start Records for the exercise

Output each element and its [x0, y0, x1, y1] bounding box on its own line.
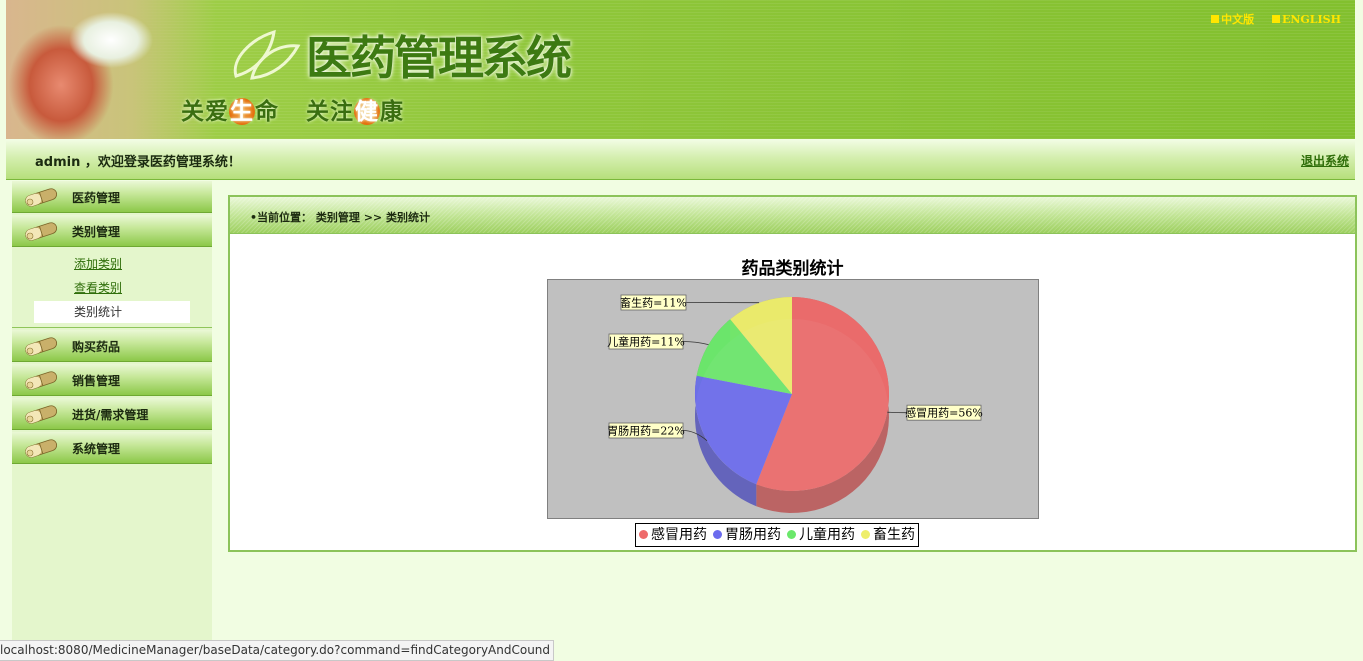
data-label: 感冒用药=56% — [905, 407, 983, 420]
capsule-icon — [22, 335, 60, 361]
legend-label: 畜生药 — [873, 527, 915, 543]
legend-label: 胃肠用药 — [725, 527, 781, 543]
legend-label: 儿童用药 — [799, 527, 855, 543]
breadcrumb-bar: •当前位置： 类别管理 >> 类别统计 — [230, 197, 1355, 234]
bullet-square-icon — [1211, 15, 1219, 23]
lang-chinese-link[interactable]: 中文版 — [1211, 13, 1254, 26]
legend-swatch — [639, 530, 648, 539]
sidebar-item-label: 类别管理 — [72, 223, 120, 240]
sidebar-item-purchase-medicine[interactable]: 购买药品 — [12, 330, 212, 362]
submenu-item-view-category[interactable]: 查看类别 — [34, 277, 190, 299]
welcome-bar: admin ，欢迎登录医药管理系统！ 退出系统 — [6, 139, 1355, 180]
lang-english-link[interactable]: ENGLISH — [1272, 13, 1341, 26]
capsule-icon — [22, 186, 60, 212]
legend-entry: 儿童用药 — [787, 527, 855, 543]
capsule-icon — [22, 437, 60, 463]
header-banner: 医药管理系统 关爱生命 关注健康 中文版 ENGLISH — [6, 0, 1355, 139]
slogan-part: 康 — [380, 98, 404, 125]
sidebar-item-label: 购买药品 — [72, 338, 120, 355]
sidebar-item-label: 医药管理 — [72, 189, 120, 206]
chart-title: 药品类别统计 — [230, 254, 1355, 279]
sidebar-item-system-management[interactable]: 系统管理 — [12, 432, 212, 464]
slogan: 关爱生命 关注健康 — [181, 92, 404, 126]
main-panel: •当前位置： 类别管理 >> 类别统计 药品类别统计 感冒用药=56% 胃肠用药=… — [228, 195, 1357, 552]
legend-entry: 畜生药 — [861, 527, 915, 543]
system-title: 医药管理系统 — [306, 22, 570, 88]
sidebar-item-medicine-management[interactable]: 医药管理 — [12, 181, 212, 213]
submenu-item-add-category[interactable]: 添加类别 — [34, 253, 190, 275]
logout-link[interactable]: 退出系统 — [1301, 152, 1349, 169]
sidebar-item-sales-management[interactable]: 销售管理 — [12, 364, 212, 396]
slogan-part: 命 — [255, 98, 279, 125]
slogan-highlight: 健 — [354, 98, 380, 125]
capsule-icon — [22, 369, 60, 395]
leaf-logo-icon — [226, 24, 306, 84]
capsule-icon — [22, 403, 60, 429]
slogan-highlight: 生 — [229, 98, 255, 125]
category-submenu: 添加类别查看类别类别统计 — [12, 249, 212, 328]
legend-swatch — [861, 530, 870, 539]
data-label: 儿童用药=11% — [607, 335, 685, 349]
pie-chart: 感冒用药=56% 胃肠用药=22% 儿童用药=11% 畜生药=11% — [547, 279, 1039, 519]
sidebar: 医药管理类别管理添加类别查看类别类别统计购买药品销售管理进货/需求管理系统管理 — [12, 181, 212, 660]
legend-entry: 胃肠用药 — [713, 527, 781, 543]
chart-legend: 感冒用药 胃肠用药 儿童用药 畜生药 — [635, 523, 919, 547]
legend-label: 感冒用药 — [651, 527, 707, 543]
status-bar: localhost:8080/MedicineManager/baseData/… — [0, 640, 554, 661]
slogan-part: 关注 — [306, 98, 354, 125]
data-label: 畜生药=11% — [620, 296, 687, 310]
breadcrumb: •当前位置： 类别管理 >> 类别统计 — [250, 209, 430, 225]
lang-chinese-label: 中文版 — [1221, 13, 1254, 26]
legend-entry: 感冒用药 — [639, 527, 707, 543]
data-label: 胃肠用药=22% — [607, 425, 685, 438]
legend-swatch — [787, 530, 796, 539]
language-links: 中文版 ENGLISH — [1197, 11, 1341, 27]
sidebar-item-label: 进货/需求管理 — [72, 406, 148, 423]
sidebar-item-category-management[interactable]: 类别管理 — [12, 215, 212, 247]
capsule-icon — [22, 220, 60, 246]
slogan-part: 关爱 — [181, 98, 229, 125]
legend-swatch — [713, 530, 722, 539]
sidebar-item-stock-demand-management[interactable]: 进货/需求管理 — [12, 398, 212, 430]
sidebar-item-label: 销售管理 — [72, 372, 120, 389]
bullet-square-icon — [1272, 15, 1280, 23]
submenu-item-category-statistics[interactable]: 类别统计 — [34, 301, 190, 323]
lang-english-label: ENGLISH — [1282, 13, 1341, 26]
sidebar-item-label: 系统管理 — [72, 440, 120, 457]
welcome-message: admin ，欢迎登录医药管理系统！ — [35, 151, 241, 170]
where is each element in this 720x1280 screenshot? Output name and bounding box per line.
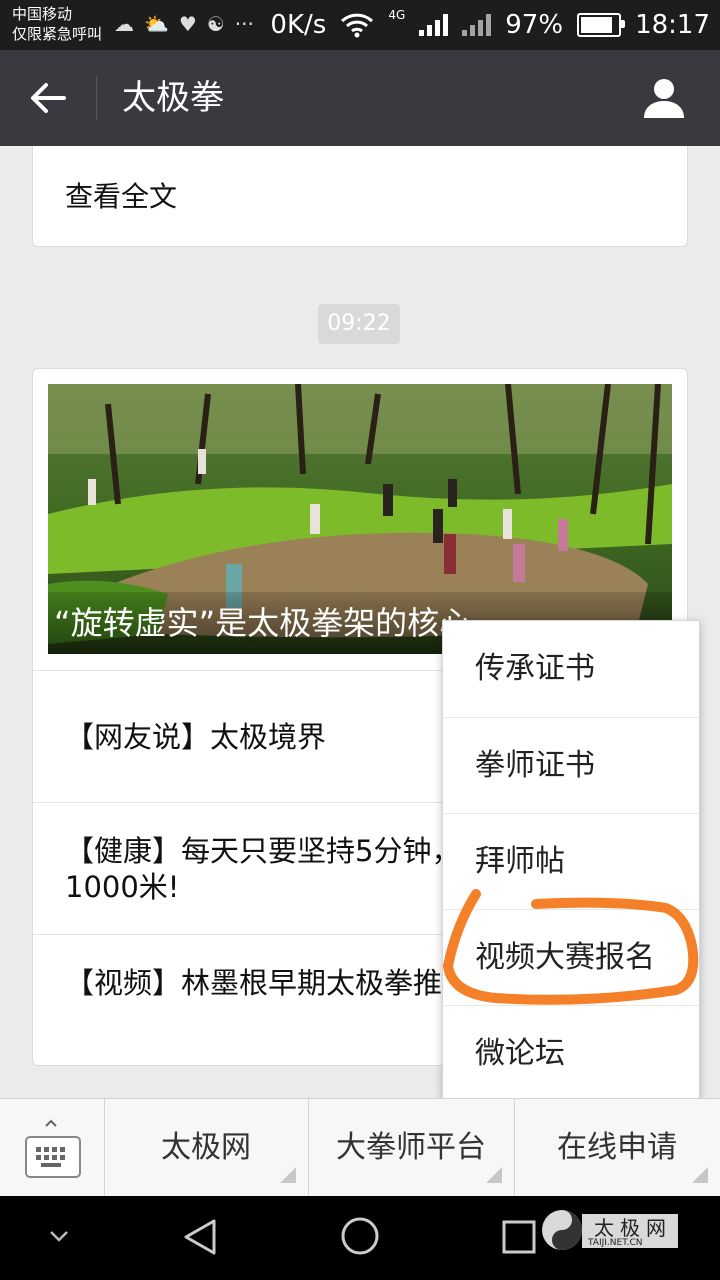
submenu-indicator-icon: [486, 1167, 502, 1183]
bottom-menu-bar: 太极网 大拳师平台 在线申请: [0, 1098, 720, 1197]
keyboard-icon: [25, 1136, 81, 1178]
uc-browser-icon: ☯: [206, 12, 225, 36]
menu-item-label: 微论坛: [475, 1036, 565, 1071]
battery-fill: [581, 17, 613, 33]
submenu-indicator-icon: [692, 1167, 708, 1183]
bottom-menu-master-platform[interactable]: 大拳师平台: [308, 1099, 515, 1197]
menu-item-label: 传承证书: [475, 651, 595, 686]
watermark-url: TAIJI.NET.CN: [588, 1238, 643, 1248]
nav-recents-icon[interactable]: [502, 1220, 536, 1254]
page-title: 太极拳: [122, 78, 224, 118]
bottom-menu-taiji-net[interactable]: 太极网: [104, 1099, 309, 1197]
battery-icon: [577, 13, 626, 37]
watermark-logo: 太极网 TAIJI.NET.CN: [540, 1208, 680, 1254]
notification-icons: ☁ ⛅ ♥ ☯ ···: [114, 12, 254, 36]
clock: 18:17: [635, 10, 710, 40]
submenu-indicator-icon: [280, 1167, 296, 1183]
system-status: 0K/s 4G 97% 18:17: [270, 0, 710, 50]
battery-percent: 97%: [505, 10, 564, 40]
title-divider: [96, 76, 97, 120]
bottom-menu-online-apply[interactable]: 在线申请: [514, 1099, 720, 1197]
cover-article[interactable]: “旋转虚实”是太极拳架的核心: [48, 384, 672, 654]
menu-item-label: 拳师证书: [475, 748, 595, 783]
bottom-menu-label: 大拳师平台: [336, 1130, 486, 1165]
cloud-icon: ☁: [114, 12, 134, 36]
message-timestamp: 09:22: [318, 304, 400, 344]
network-speed: 0K/s: [270, 10, 327, 40]
read-full-text-link[interactable]: 查看全文: [65, 146, 177, 248]
bottom-menu-label: 太极网: [161, 1130, 251, 1165]
app-icon: ♥: [178, 12, 197, 36]
back-arrow-icon[interactable]: [28, 76, 68, 120]
submenu-popup: 传承证书 拳师证书 拜师帖 视频大赛报名 微论坛: [442, 620, 700, 1100]
carrier-name: 中国移动: [12, 5, 73, 23]
hide-keyboard-icon[interactable]: [48, 1228, 70, 1244]
highlight-circle-annotation: [442, 889, 699, 1005]
emergency-only: 仅限紧急呼叫: [12, 25, 103, 43]
signal-icon: [419, 14, 449, 36]
network-type: 4G: [388, 8, 406, 22]
cover-title: “旋转虚实”是太极拳架的核心: [54, 604, 472, 642]
nav-back-icon[interactable]: [182, 1218, 218, 1256]
menu-item-micro-forum[interactable]: 微论坛: [443, 1005, 699, 1100]
keyboard-toggle-button[interactable]: [0, 1099, 105, 1197]
bottom-menu-label: 在线申请: [557, 1130, 677, 1165]
wifi-icon: [341, 13, 374, 38]
title-bar: 太极拳: [0, 50, 720, 146]
caret-up-icon: [45, 1119, 57, 1127]
profile-icon[interactable]: [642, 76, 686, 120]
menu-item-master-certificate[interactable]: 拳师证书: [443, 717, 699, 814]
watermark-text: 太极网: [594, 1216, 672, 1240]
menu-item-inheritance-certificate[interactable]: 传承证书: [443, 621, 699, 717]
more-icon: ···: [234, 12, 254, 36]
status-bar: 中国移动 仅限紧急呼叫 ☁ ⛅ ♥ ☯ ··· 0K/s 4G 97% 18:1…: [0, 0, 720, 50]
signal-no-sim-icon: [462, 14, 492, 36]
nav-home-icon[interactable]: [340, 1216, 380, 1256]
previous-message-card[interactable]: 查看全文: [32, 146, 688, 247]
carrier-info: 中国移动 仅限紧急呼叫: [12, 4, 102, 44]
weather-icon: ⛅: [144, 12, 169, 36]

end Records for the exercise

*Task statement*
From the listing above, copy out unchanged every line starting at the one containing "data-label: 感冒用药=56% — [905, 407, 983, 420]" and ending at the one containing "capsule-icon — [22, 403, 60, 429]", with both of those lines included.

*Exercise answer*
data-label: 感冒用药=56% — [905, 407, 983, 420]
capsule-icon — [22, 335, 60, 361]
legend-label: 畜生药 — [873, 527, 915, 543]
legend-label: 胃肠用药 — [725, 527, 781, 543]
legend-label: 儿童用药 — [799, 527, 855, 543]
breadcrumb-bar: •当前位置： 类别管理 >> 类别统计 — [230, 197, 1355, 234]
bullet-square-icon — [1211, 15, 1219, 23]
lang-chinese-link[interactable]: 中文版 — [1211, 13, 1254, 26]
legend-swatch — [639, 530, 648, 539]
sidebar-item-label: 类别管理 — [72, 223, 120, 240]
sidebar-item-purchase-medicine[interactable]: 购买药品 — [12, 330, 212, 362]
submenu-item-view-category[interactable]: 查看类别 — [34, 277, 190, 299]
welcome-bar: admin ，欢迎登录医药管理系统！ 退出系统 — [6, 139, 1355, 180]
lang-english-link[interactable]: ENGLISH — [1272, 13, 1341, 26]
capsule-icon — [22, 186, 60, 212]
legend-entry: 儿童用药 — [787, 527, 855, 543]
capsule-icon — [22, 437, 60, 463]
header-banner: 医药管理系统 关爱生命 关注健康 中文版 ENGLISH — [6, 0, 1355, 139]
slogan-part: 康 — [380, 98, 404, 125]
sidebar-item-label: 购买药品 — [72, 338, 120, 355]
sidebar-item-label: 医药管理 — [72, 189, 120, 206]
chart-title: 药品类别统计 — [230, 254, 1355, 279]
sidebar-item-system-management[interactable]: 系统管理 — [12, 432, 212, 464]
slogan: 关爱生命 关注健康 — [181, 92, 404, 126]
main-panel: •当前位置： 类别管理 >> 类别统计 药品类别统计 感冒用药=56% 胃肠用药=… — [228, 195, 1357, 552]
legend-entry: 畜生药 — [861, 527, 915, 543]
system-title: 医药管理系统 — [306, 22, 570, 88]
sidebar-item-medicine-management[interactable]: 医药管理 — [12, 181, 212, 213]
submenu-item-add-category[interactable]: 添加类别 — [34, 253, 190, 275]
logout-link[interactable]: 退出系统 — [1301, 152, 1349, 169]
sidebar-item-sales-management[interactable]: 销售管理 — [12, 364, 212, 396]
slogan-part: 命 — [255, 98, 279, 125]
slogan-highlight: 健 — [354, 98, 380, 125]
capsule-icon — [22, 369, 60, 395]
leaf-logo-icon — [226, 24, 306, 84]
capsule-icon — [22, 403, 60, 429]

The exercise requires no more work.